Source extract:
····················

The nature of humans to take advantage of other humans for gains is explored in Johnson’s segment titled: The Hunter’s Moon, “A gang of black teen men were out Halloween night ‘looking to rob a prostitute’ […] Kimberly was raped by several of the defendants, beaten with a tree limb and stabbed with a broken beer bottle and knife… sources said the stab wounds – more than 100 – were in her stomach, abdomen, back and buttocks,” (69). The unconscious tradition that ultimately had a role in this is explained when Johnson says, “These young men have come to see their lives, and everyone else’s life, as expendable,” (69). Through the title of the segment, one may infer that the moon has an influence on the subconscious mind; though many factors ultimately combine in order for such a tragedy to occur: cities are created by humans, laws are created to even out the battlefield of collecting resources for families—but the truth may be distorted in the facts. The title Siebect uses: “Where Have All the Animals Gone?” is equivocal—humans, essentially, are animals.

····················

Aim 1: In the essay excerpt, which objects does the quoted passage say were used to beat or stab Kimberly?
Aim 2: According to the essay excerpt, why is Siebect's title "Where Have All the Animals Gone?" equivocal? Answer in one to three sentences.
Aim 3: Carry on the essay excerpt from its final sentence, keeping its voice and line of argument.
The entries have no role in any of the work on the essay excerpt.

Entries provided:
····················

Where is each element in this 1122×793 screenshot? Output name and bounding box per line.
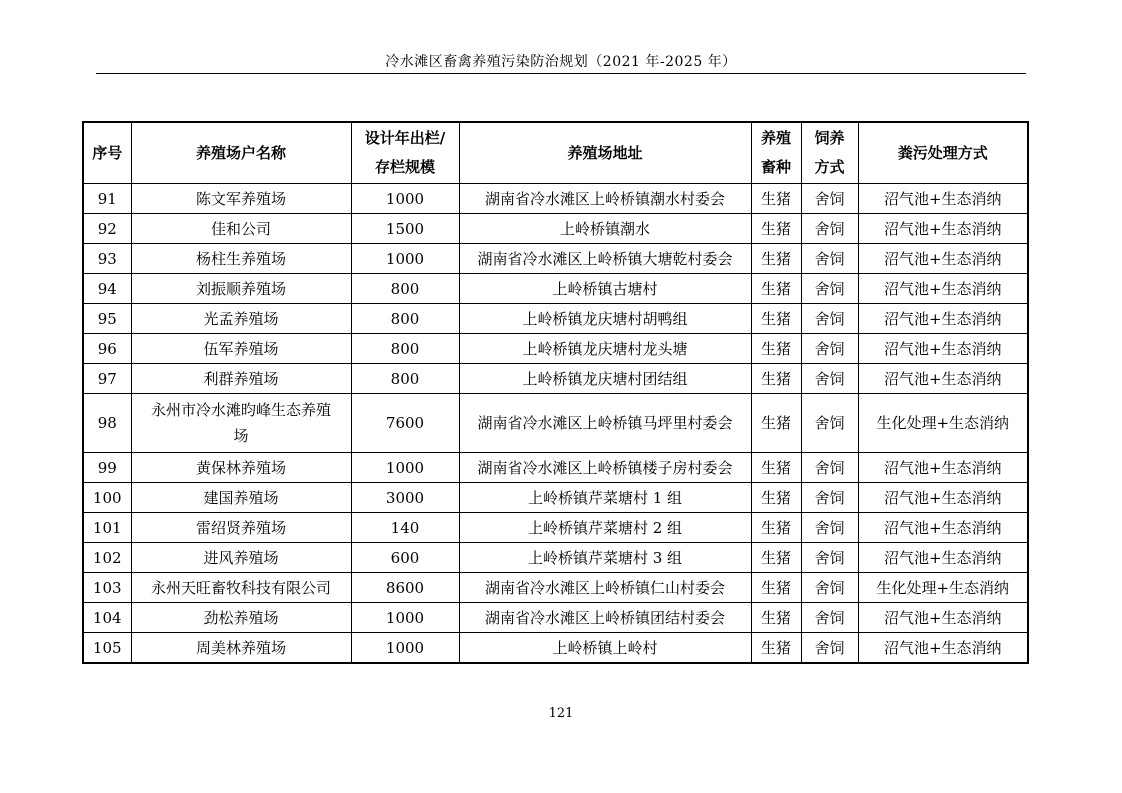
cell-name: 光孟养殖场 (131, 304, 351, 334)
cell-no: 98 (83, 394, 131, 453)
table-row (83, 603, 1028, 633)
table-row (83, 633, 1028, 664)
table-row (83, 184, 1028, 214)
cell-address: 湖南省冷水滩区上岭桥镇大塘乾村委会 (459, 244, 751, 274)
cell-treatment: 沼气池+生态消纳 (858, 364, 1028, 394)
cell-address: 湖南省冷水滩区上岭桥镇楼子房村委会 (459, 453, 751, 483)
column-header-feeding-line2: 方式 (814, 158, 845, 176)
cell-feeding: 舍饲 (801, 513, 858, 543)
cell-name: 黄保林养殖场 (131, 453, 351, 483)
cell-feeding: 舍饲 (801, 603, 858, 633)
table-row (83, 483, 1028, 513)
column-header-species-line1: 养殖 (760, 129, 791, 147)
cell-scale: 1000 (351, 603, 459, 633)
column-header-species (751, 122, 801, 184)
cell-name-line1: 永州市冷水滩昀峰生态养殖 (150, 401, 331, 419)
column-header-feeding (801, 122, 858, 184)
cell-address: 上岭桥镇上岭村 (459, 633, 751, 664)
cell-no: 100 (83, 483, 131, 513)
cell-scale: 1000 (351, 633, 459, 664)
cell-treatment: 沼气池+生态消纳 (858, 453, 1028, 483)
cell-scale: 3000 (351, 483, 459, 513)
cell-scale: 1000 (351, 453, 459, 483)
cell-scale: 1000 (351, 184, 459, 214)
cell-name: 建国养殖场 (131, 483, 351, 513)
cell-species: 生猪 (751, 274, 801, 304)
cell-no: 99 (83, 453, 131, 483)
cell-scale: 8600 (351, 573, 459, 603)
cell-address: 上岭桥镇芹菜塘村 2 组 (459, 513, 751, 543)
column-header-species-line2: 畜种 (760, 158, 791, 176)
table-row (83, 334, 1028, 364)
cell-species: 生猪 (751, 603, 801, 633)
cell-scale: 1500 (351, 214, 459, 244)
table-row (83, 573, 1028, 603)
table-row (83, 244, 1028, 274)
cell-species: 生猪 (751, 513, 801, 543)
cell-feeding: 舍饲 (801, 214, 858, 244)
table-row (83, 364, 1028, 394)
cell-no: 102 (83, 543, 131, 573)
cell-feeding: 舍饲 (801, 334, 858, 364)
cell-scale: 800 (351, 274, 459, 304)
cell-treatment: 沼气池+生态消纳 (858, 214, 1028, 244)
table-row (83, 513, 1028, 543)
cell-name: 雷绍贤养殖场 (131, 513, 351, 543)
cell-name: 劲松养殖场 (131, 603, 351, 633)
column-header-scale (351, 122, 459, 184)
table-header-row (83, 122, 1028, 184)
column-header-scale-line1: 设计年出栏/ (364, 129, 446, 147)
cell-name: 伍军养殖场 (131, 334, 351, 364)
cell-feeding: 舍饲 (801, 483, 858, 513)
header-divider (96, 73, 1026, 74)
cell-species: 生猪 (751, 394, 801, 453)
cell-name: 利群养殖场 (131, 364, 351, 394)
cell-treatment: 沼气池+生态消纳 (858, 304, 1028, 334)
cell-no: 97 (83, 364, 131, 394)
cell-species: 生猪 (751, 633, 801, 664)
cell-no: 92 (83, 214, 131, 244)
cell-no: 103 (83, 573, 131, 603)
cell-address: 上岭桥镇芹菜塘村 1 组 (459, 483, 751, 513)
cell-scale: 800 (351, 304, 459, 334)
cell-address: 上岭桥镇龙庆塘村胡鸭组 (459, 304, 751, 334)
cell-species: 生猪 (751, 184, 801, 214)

····················

Reply 1: A tree limb, a broken beer bottle, and a knife.

Reply 2: The title is equivocal because humans are essentially animals themselves.

Reply 3:
He speaks of “cage-less natural habitats” and more explicitly, “That most of the world’s remaining natural habitats are, in fact, caged or fenced to keep us out and the animals in,” (13). Such habitats no longer exist for humans, for we are born into urban cities that of which are manmade. However, the creation of zoos and, “The animals more subtly contained -better perhaps, for the animals and certainly for us, for our consciences,” means that we are essentially, “trying to conceal from ourselves the zoo as living evidence of our natural antagonism toward nature […] fitful progress toward understanding the animals has always been coterminous with conquering and containing them,” (16). In a comprehensive scope, as humans we are nature—the nature within us is to essentially use our instincts in order to flourish in this realm; however, through the blessings of humanitarian studies and literate arts, we no longer have to choose to let our instincts rulerather, we can be the ruler of our instincts.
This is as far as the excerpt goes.